Your task is to filter the data below down to the lines holding "Voltage".
BEGIN
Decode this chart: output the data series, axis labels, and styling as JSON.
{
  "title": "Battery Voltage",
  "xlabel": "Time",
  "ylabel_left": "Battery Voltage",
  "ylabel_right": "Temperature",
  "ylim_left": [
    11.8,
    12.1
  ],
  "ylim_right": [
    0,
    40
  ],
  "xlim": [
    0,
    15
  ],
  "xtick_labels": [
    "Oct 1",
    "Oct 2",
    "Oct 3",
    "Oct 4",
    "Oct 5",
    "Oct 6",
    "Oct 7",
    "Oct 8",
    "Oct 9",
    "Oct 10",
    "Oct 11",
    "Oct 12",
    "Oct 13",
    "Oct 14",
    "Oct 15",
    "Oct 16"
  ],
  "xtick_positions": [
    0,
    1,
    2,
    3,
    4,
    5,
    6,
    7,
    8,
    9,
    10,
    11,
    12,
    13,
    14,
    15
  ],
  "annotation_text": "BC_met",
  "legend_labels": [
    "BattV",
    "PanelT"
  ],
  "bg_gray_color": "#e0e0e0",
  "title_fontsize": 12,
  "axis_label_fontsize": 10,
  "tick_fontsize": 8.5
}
END
## The answer
  "title": "Battery Voltage",
  "ylabel_left": "Battery Voltage",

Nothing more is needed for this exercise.